> AIM OF THE EXERCISE: Transcribe the whole listing below without changing a word, but leave out every image.
### GIVEN DATA ###
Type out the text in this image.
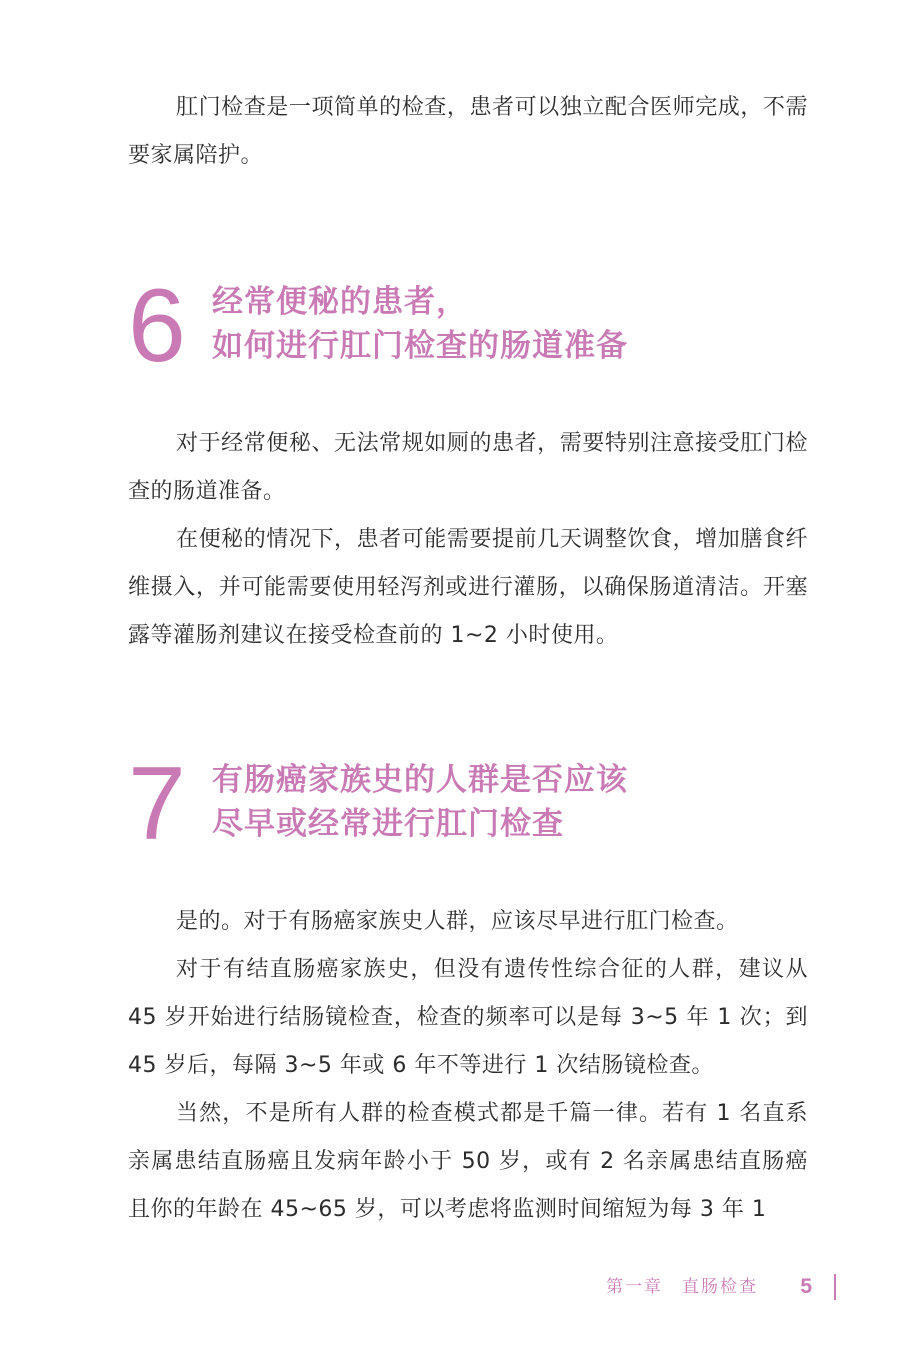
肛门检查是一项简单的检查，患者可以独立配合医师完成，不需要家属陪护。

6 经常便秘的患者，
如何进行肛门检查的肠道准备

对于经常便秘、无法常规如厕的患者，需要特别注意接受肛门检查的肠道准备。

在便秘的情况下，患者可能需要提前几天调整饮食，增加膳食纤维摄入，并可能需要使用轻泻剂或进行灌肠，以确保肠道清洁。开塞露等灌肠剂建议在接受检查前的 1~2 小时使用。

7 有肠癌家族史的人群是否应该
尽早或经常进行肛门检查

是的。对于有肠癌家族史人群，应该尽早进行肛门检查。

对于有结直肠癌家族史，但没有遗传性综合征的人群，建议从 45 岁开始进行结肠镜检查，检查的频率可以是每 3~5 年 1 次；到 45 岁后，每隔 3~5 年或 6 年不等进行 1 次结肠镜检查。

当然，不是所有人群的检查模式都是千篇一律。若有 1 名直系亲属患结直肠癌且发病年龄小于 50 岁，或有 2 名亲属患结直肠癌且你的年龄在 45~65 岁，可以考虑将监测时间缩短为每 3 年 1

第一章　直肠检查 5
###
> SOLUTION FOR THIS TASK:
Type out the text in this image.
肛门检查是一项简单的检查，患者可以独立配合医师完成，不需要家属陪护。

6 经常便秘的患者，
如何进行肛门检查的肠道准备

对于经常便秘、无法常规如厕的患者，需要特别注意接受肛门检查的肠道准备。

在便秘的情况下，患者可能需要提前几天调整饮食，增加膳食纤维摄入，并可能需要使用轻泻剂或进行灌肠，以确保肠道清洁。开塞露等灌肠剂建议在接受检查前的 1~2 小时使用。

7 有肠癌家族史的人群是否应该
尽早或经常进行肛门检查

是的。对于有肠癌家族史人群，应该尽早进行肛门检查。

对于有结直肠癌家族史，但没有遗传性综合征的人群，建议从 45 岁开始进行结肠镜检查，检查的频率可以是每 3~5 年 1 次；到 45 岁后，每隔 3~5 年或 6 年不等进行 1 次结肠镜检查。

当然，不是所有人群的检查模式都是千篇一律。若有 1 名直系亲属患结直肠癌且发病年龄小于 50 岁，或有 2 名亲属患结直肠癌且你的年龄在 45~65 岁，可以考虑将监测时间缩短为每 3 年 1

第一章　直肠检查 5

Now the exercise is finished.